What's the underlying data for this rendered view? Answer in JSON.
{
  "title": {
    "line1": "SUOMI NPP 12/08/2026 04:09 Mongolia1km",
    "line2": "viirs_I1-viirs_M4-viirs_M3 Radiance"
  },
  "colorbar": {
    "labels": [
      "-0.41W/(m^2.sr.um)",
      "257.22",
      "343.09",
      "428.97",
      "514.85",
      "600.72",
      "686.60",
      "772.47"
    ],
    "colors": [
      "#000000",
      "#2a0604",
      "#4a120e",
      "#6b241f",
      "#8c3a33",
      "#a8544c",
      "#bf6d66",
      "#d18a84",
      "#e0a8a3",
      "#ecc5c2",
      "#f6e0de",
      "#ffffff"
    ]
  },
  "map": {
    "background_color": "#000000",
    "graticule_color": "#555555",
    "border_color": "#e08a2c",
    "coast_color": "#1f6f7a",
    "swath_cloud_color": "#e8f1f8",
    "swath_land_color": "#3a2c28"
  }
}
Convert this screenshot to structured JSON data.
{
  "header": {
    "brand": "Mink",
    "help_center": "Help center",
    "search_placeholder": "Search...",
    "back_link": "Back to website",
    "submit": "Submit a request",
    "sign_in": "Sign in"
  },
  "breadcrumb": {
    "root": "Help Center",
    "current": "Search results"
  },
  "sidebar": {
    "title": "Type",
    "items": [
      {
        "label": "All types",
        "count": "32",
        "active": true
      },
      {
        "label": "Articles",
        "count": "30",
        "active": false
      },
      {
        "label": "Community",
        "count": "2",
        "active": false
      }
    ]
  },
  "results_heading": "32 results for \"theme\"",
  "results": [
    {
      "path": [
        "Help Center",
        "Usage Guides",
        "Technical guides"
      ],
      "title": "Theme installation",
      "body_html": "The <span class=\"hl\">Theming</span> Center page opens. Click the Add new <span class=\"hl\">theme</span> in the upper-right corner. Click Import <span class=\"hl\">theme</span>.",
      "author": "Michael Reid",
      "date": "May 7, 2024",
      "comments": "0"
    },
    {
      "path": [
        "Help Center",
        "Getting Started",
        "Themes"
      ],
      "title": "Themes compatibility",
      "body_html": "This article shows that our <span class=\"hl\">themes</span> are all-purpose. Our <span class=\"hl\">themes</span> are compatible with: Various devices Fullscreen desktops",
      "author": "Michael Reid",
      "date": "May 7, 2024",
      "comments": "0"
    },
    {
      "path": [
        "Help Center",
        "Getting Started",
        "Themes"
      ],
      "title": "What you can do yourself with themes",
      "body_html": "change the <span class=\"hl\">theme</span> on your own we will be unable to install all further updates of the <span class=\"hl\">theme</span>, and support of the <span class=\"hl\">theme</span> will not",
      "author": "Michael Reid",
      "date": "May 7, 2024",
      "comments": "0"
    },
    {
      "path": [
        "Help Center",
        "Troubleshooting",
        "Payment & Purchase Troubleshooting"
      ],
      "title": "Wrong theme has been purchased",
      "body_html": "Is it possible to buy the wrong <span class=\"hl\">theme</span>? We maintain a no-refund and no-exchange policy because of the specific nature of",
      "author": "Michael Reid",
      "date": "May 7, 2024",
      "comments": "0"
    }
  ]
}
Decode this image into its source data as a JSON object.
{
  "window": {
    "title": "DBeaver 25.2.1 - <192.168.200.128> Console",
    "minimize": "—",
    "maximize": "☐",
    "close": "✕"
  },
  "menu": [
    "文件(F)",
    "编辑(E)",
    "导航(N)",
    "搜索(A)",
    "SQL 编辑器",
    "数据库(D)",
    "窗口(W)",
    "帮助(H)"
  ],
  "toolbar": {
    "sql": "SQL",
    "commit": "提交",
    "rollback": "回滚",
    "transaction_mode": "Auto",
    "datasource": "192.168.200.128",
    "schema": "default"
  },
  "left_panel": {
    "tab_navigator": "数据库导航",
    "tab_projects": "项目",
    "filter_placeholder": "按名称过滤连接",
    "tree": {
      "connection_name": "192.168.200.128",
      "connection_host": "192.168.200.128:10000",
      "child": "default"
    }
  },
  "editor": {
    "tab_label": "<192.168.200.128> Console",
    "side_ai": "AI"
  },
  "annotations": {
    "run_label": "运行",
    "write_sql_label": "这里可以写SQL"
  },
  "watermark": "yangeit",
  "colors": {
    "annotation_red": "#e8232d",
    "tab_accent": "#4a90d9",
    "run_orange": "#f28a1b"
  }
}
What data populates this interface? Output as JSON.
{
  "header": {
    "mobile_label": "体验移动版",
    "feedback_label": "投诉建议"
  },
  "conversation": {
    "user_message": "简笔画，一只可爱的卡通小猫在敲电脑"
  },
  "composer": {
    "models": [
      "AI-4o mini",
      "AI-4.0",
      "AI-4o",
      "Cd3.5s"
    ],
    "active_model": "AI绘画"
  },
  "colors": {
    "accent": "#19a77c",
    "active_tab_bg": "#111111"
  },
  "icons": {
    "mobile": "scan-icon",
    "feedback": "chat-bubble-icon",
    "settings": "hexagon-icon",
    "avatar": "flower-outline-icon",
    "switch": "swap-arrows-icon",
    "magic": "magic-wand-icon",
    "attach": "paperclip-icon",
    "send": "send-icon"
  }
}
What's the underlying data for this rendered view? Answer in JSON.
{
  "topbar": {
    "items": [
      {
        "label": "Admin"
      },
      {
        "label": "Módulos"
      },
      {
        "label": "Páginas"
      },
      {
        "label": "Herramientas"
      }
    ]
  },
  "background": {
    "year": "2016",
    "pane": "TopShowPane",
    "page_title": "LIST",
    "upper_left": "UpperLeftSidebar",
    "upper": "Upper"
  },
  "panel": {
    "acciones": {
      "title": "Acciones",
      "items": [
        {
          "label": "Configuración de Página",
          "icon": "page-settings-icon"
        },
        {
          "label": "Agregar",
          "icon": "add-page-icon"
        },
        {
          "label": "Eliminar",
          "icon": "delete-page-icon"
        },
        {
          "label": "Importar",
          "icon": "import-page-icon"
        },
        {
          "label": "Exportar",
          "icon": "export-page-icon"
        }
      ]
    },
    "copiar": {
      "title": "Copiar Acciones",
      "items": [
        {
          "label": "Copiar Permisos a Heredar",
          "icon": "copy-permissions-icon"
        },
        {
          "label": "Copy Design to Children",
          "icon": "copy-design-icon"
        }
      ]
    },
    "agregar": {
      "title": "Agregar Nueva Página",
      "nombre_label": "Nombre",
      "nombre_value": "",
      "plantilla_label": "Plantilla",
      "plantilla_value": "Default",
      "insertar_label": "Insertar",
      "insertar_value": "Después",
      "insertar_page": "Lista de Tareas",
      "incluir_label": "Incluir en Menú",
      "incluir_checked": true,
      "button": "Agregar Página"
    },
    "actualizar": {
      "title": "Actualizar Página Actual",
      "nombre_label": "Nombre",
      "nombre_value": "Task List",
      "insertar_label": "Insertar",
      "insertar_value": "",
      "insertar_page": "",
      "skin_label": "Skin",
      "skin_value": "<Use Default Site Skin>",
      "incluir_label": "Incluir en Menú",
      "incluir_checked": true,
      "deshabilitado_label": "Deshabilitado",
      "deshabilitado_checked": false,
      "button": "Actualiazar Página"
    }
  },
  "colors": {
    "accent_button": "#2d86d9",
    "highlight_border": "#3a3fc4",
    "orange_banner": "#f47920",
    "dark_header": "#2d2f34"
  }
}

**The problem**
Reproduce all of the entries word for word.

**The answer**
What's the underlying data for this rendered view? Answer in JSON.
{
  "title": {
    "line1": "SUOMI NPP 12/08/2026 04:09 Mongolia1km",
    "line2": "viirs_I1-viirs_M4-viirs_M3 Radiance"
  },
  "colorbar": {
    "labels": [
      "-0.41W/(m^2.sr.um)",
      "257.22",
      "343.09",
      "428.97",
      "514.85",
      "600.72",
      "686.60",
      "772.47"
    ],
    "colors": [
      "#000000",
      "#2a0604",
      "#4a120e",
      "#6b241f",
      "#8c3a33",
      "#a8544c",
      "#bf6d66",
      "#d18a84",
      "#e0a8a3",
      "#ecc5c2",
      "#f6e0de",
      "#ffffff"
    ]
  },
  "map": {
    "background_color": "#000000",
    "graticule_color": "#555555",
    "border_color": "#e08a2c",
    "coast_color": "#1f6f7a",
    "swath_cloud_color": "#e8f1f8",
    "swath_land_color": "#3a2c28"
  }
}
Convert this screenshot to structured JSON data.
{
  "header": {
    "brand": "Mink",
    "help_center": "Help center",
    "search_placeholder": "Search...",
    "back_link": "Back to website",
    "submit": "Submit a request",
    "sign_in": "Sign in"
  },
  "breadcrumb": {
    "root": "Help Center",
    "current": "Search results"
  },
  "sidebar": {
    "title": "Type",
    "items": [
      {
        "label": "All types",
        "count": "32",
        "active": true
      },
      {
        "label": "Articles",
        "count": "30",
        "active": false
      },
      {
        "label": "Community",
        "count": "2",
        "active": false
      }
    ]
  },
  "results_heading": "32 results for \"theme\"",
  "results": [
    {
      "path": [
        "Help Center",
        "Usage Guides",
        "Technical guides"
      ],
      "title": "Theme installation",
      "body_html": "The <span class=\"hl\">Theming</span> Center page opens. Click the Add new <span class=\"hl\">theme</span> in the upper-right corner. Click Import <span class=\"hl\">theme</span>.",
      "author": "Michael Reid",
      "date": "May 7, 2024",
      "comments": "0"
    },
    {
      "path": [
        "Help Center",
        "Getting Started",
        "Themes"
      ],
      "title": "Themes compatibility",
      "body_html": "This article shows that our <span class=\"hl\">themes</span> are all-purpose. Our <span class=\"hl\">themes</span> are compatible with: Various devices Fullscreen desktops",
      "author": "Michael Reid",
      "date": "May 7, 2024",
      "comments": "0"
    },
    {
      "path": [
        "Help Center",
        "Getting Started",
        "Themes"
      ],
      "title": "What you can do yourself with themes",
      "body_html": "change the <span class=\"hl\">theme</span> on your own we will be unable to install all further updates of the <span class=\"hl\">theme</span>, and support of the <span class=\"hl\">theme</span> will not",
      "author": "Michael Reid",
      "date": "May 7, 2024",
      "comments": "0"
    },
    {
      "path": [
        "Help Center",
        "Troubleshooting",
        "Payment & Purchase Troubleshooting"
      ],
      "title": "Wrong theme has been purchased",
      "body_html": "Is it possible to buy the wrong <span class=\"hl\">theme</span>? We maintain a no-refund and no-exchange policy because of the specific nature of",
      "author": "Michael Reid",
      "date": "May 7, 2024",
      "comments": "0"
    }
  ]
}
Decode this image into its source data as a JSON object.
{
  "window": {
    "title": "DBeaver 25.2.1 - <192.168.200.128> Console",
    "minimize": "—",
    "maximize": "☐",
    "close": "✕"
  },
  "menu": [
    "文件(F)",
    "编辑(E)",
    "导航(N)",
    "搜索(A)",
    "SQL 编辑器",
    "数据库(D)",
    "窗口(W)",
    "帮助(H)"
  ],
  "toolbar": {
    "sql": "SQL",
    "commit": "提交",
    "rollback": "回滚",
    "transaction_mode": "Auto",
    "datasource": "192.168.200.128",
    "schema": "default"
  },
  "left_panel": {
    "tab_navigator": "数据库导航",
    "tab_projects": "项目",
    "filter_placeholder": "按名称过滤连接",
    "tree": {
      "connection_name": "192.168.200.128",
      "connection_host": "192.168.200.128:10000",
      "child": "default"
    }
  },
  "editor": {
    "tab_label": "<192.168.200.128> Console",
    "side_ai": "AI"
  },
  "annotations": {
    "run_label": "运行",
    "write_sql_label": "这里可以写SQL"
  },
  "watermark": "yangeit",
  "colors": {
    "annotation_red": "#e8232d",
    "tab_accent": "#4a90d9",
    "run_orange": "#f28a1b"
  }
}
What data populates this interface? Output as JSON.
{
  "header": {
    "mobile_label": "体验移动版",
    "feedback_label": "投诉建议"
  },
  "conversation": {
    "user_message": "简笔画，一只可爱的卡通小猫在敲电脑"
  },
  "composer": {
    "models": [
      "AI-4o mini",
      "AI-4.0",
      "AI-4o",
      "Cd3.5s"
    ],
    "active_model": "AI绘画"
  },
  "colors": {
    "accent": "#19a77c",
    "active_tab_bg": "#111111"
  },
  "icons": {
    "mobile": "scan-icon",
    "feedback": "chat-bubble-icon",
    "settings": "hexagon-icon",
    "avatar": "flower-outline-icon",
    "switch": "swap-arrows-icon",
    "magic": "magic-wand-icon",
    "attach": "paperclip-icon",
    "send": "send-icon"
  }
}
What's the underlying data for this rendered view? Answer in JSON.
{
  "topbar": {
    "items": [
      {
        "label": "Admin"
      },
      {
        "label": "Módulos"
      },
      {
        "label": "Páginas"
      },
      {
        "label": "Herramientas"
      }
    ]
  },
  "background": {
    "year": "2016",
    "pane": "TopShowPane",
    "page_title": "LIST",
    "upper_left": "UpperLeftSidebar",
    "upper": "Upper"
  },
  "panel": {
    "acciones": {
      "title": "Acciones",
      "items": [
        {
          "label": "Configuración de Página",
          "icon": "page-settings-icon"
        },
        {
          "label": "Agregar",
          "icon": "add-page-icon"
        },
        {
          "label": "Eliminar",
          "icon": "delete-page-icon"
        },
        {
          "label": "Importar",
          "icon": "import-page-icon"
        },
        {
          "label": "Exportar",
          "icon": "export-page-icon"
        }
      ]
    },
    "copiar": {
      "title": "Copiar Acciones",
      "items": [
        {
          "label": "Copiar Permisos a Heredar",
          "icon": "copy-permissions-icon"
        },
        {
          "label": "Copy Design to Children",
          "icon": "copy-design-icon"
        }
      ]
    },
    "agregar": {
      "title": "Agregar Nueva Página",
      "nombre_label": "Nombre",
      "nombre_value": "",
      "plantilla_label": "Plantilla",
      "plantilla_value": "Default",
      "insertar_label": "Insertar",
      "insertar_value": "Después",
      "insertar_page": "Lista de Tareas",
      "incluir_label": "Incluir en Menú",
      "incluir_checked": true,
      "button": "Agregar Página"
    },
    "actualizar": {
      "title": "Actualizar Página Actual",
      "nombre_label": "Nombre",
      "nombre_value": "Task List",
      "insertar_label": "Insertar",
      "insertar_value": "",
      "insertar_page": "",
      "skin_label": "Skin",
      "skin_value": "<Use Default Site Skin>",
      "incluir_label": "Incluir en Menú",
      "incluir_checked": true,
      "deshabilitado_label": "Deshabilitado",
      "deshabilitado_checked": false,
      "button": "Actualiazar Página"
    }
  },
  "colors": {
    "accent_button": "#2d86d9",
    "highlight_border": "#3a3fc4",
    "orange_banner": "#f47920",
    "dark_header": "#2d2f34"
  }
}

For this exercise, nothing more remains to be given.